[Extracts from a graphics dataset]
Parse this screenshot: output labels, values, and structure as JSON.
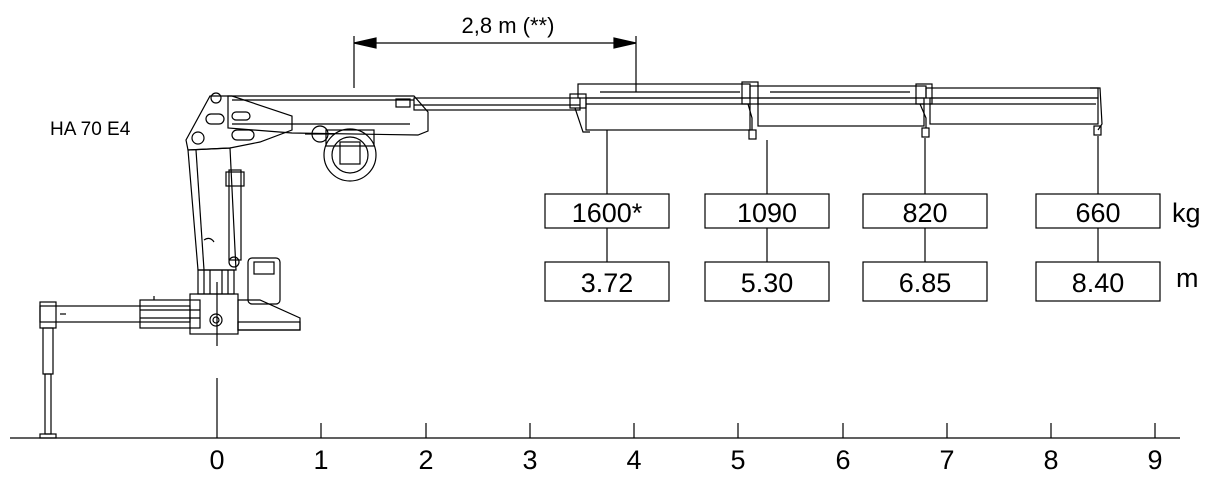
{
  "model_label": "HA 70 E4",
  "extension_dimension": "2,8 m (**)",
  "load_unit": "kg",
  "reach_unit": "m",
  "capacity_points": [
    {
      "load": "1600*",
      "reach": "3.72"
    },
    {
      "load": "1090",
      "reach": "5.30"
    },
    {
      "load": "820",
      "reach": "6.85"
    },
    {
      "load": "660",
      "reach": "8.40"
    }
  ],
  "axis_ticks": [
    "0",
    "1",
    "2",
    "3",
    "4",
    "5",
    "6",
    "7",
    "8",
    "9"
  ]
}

==

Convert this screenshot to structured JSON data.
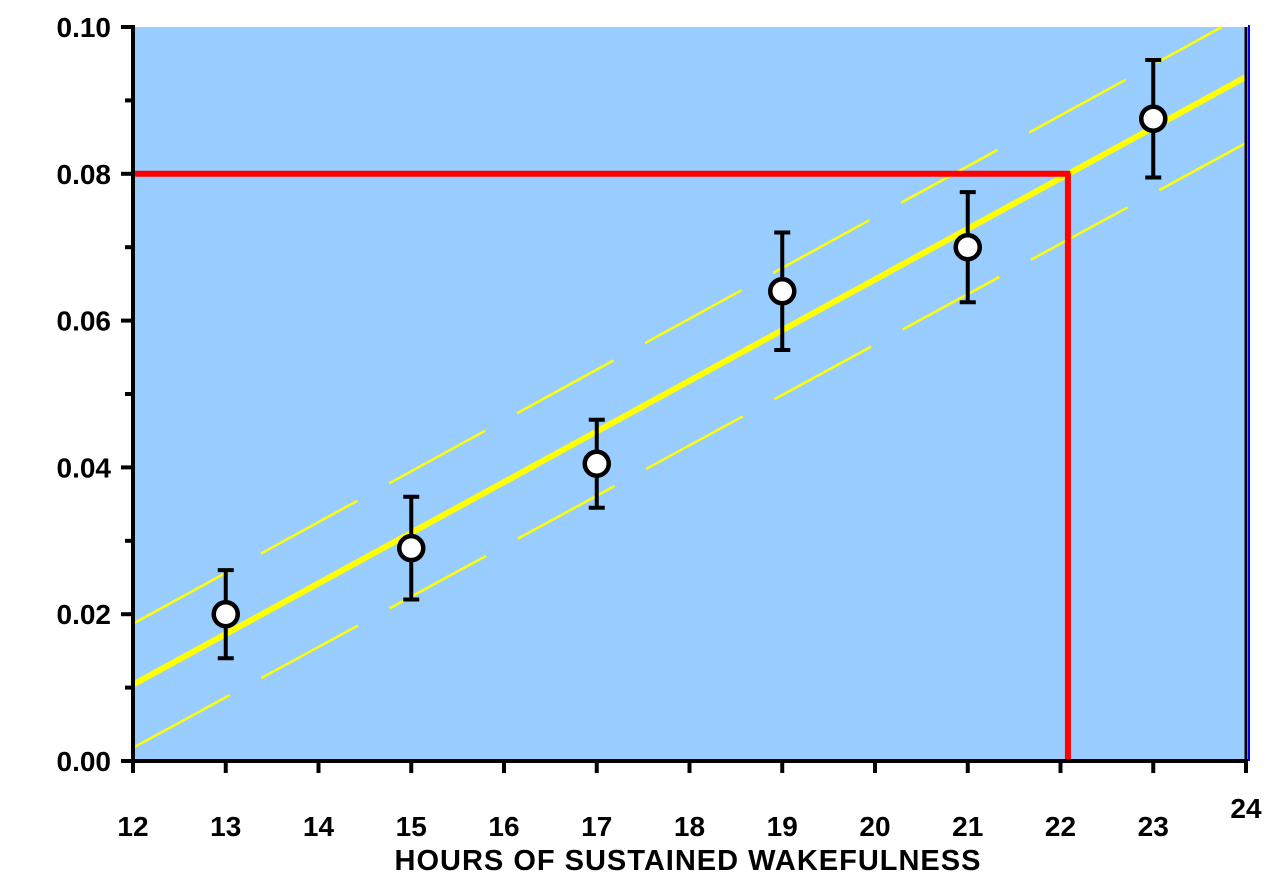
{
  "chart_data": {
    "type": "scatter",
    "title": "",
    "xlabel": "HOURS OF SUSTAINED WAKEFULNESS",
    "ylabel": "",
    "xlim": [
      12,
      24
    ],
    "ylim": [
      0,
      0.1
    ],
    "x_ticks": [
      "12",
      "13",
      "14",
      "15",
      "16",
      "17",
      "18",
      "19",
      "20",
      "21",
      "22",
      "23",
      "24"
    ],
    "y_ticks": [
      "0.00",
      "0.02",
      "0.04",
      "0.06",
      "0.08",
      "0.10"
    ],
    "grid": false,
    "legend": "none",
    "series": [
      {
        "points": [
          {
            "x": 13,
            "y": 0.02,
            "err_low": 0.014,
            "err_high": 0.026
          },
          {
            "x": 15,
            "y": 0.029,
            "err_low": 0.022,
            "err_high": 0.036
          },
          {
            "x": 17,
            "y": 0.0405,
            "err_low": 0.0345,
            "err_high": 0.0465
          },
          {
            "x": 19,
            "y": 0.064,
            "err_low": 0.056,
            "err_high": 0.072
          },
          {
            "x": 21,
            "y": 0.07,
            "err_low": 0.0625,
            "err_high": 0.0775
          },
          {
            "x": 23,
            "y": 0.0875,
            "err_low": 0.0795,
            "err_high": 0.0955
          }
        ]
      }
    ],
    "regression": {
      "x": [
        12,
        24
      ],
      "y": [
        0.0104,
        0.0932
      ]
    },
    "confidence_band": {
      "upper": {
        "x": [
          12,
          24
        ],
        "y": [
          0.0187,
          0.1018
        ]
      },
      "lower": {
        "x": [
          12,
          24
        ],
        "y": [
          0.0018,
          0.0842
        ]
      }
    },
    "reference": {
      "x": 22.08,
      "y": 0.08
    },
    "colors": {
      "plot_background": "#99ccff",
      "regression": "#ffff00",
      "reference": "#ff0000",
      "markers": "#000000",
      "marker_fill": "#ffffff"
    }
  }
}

Given task
Copy out every line of the data that includes "JSON".

Response to the exercise
Parse this screenshot: output labels, values, and structure as JSON.
Convert this screenshot to structured JSON data.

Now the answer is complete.